Dataset entries
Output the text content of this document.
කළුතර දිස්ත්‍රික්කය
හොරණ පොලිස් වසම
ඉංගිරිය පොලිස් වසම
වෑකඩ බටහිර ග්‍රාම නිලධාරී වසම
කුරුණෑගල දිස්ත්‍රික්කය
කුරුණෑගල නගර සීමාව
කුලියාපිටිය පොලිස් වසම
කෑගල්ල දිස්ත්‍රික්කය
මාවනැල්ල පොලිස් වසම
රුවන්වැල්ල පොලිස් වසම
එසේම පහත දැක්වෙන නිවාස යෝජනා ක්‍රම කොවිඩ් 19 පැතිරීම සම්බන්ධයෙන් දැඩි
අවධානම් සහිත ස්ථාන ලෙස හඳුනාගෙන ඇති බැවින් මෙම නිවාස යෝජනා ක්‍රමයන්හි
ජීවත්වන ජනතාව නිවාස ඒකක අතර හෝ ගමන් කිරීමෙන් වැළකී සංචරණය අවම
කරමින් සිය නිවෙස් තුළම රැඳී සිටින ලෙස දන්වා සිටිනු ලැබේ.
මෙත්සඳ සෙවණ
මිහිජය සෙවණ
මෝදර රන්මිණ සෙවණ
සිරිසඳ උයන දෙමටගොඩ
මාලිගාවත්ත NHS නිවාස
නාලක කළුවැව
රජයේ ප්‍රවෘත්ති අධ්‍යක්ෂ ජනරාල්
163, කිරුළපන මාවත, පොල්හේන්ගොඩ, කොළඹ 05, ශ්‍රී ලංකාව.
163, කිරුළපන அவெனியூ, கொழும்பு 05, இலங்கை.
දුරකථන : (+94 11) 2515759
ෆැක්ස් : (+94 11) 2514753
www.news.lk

OBJECTIVE: Copy out the material word for word and line for line.

FULL RESPONSE:
Output the text content of this document.
කළුතර දිස්ත්‍රික්කය
හොරණ පොලිස් වසම
ඉංගිරිය පොලිස් වසම
වෑකඩ බටහිර ග්‍රාම නිලධාරී වසම
කුරුණෑගල දිස්ත්‍රික්කය
කුරුණෑගල නගර සීමාව
කුලියාපිටිය පොලිස් වසම
කෑගල්ල දිස්ත්‍රික්කය
මාවනැල්ල පොලිස් වසම
රුවන්වැල්ල පොලිස් වසම
එසේම පහත දැක්වෙන නිවාස යෝජනා ක්‍රම කොවිඩ් 19 පැතිරීම සම්බන්ධයෙන් දැඩි
අවධානම් සහිත ස්ථාන ලෙස හඳුනාගෙන ඇති බැවින් මෙම නිවාස යෝජනා ක්‍රමයන්හි
ජීවත්වන ජනතාව නිවාස ඒකක අතර හෝ ගමන් කිරීමෙන් වැළකී සංචරණය අවම
කරමින් සිය නිවෙස් තුළම රැඳී සිටින ලෙස දන්වා සිටිනු ලැබේ.
මෙත්සඳ සෙවණ
මිහිජය සෙවණ
මෝදර රන්මිණ සෙවණ
සිරිසඳ උයන දෙමටගොඩ
මාලිගාවත්ත NHS නිවාස
නාලක කළුවැව
රජයේ ප්‍රවෘත්ති අධ්‍යක්ෂ ජනරාල්
163, කිරුළපන මාවත, පොල්හේන්ගොඩ, කොළඹ 05, ශ්‍රී ලංකාව.
163, කිරුළපන அவெனியூ, கொழும்பு 05, இலங்கை.
දුරකථන : (+94 11) 2515759
ෆැක්ස් : (+94 11) 2514753
www.news.lk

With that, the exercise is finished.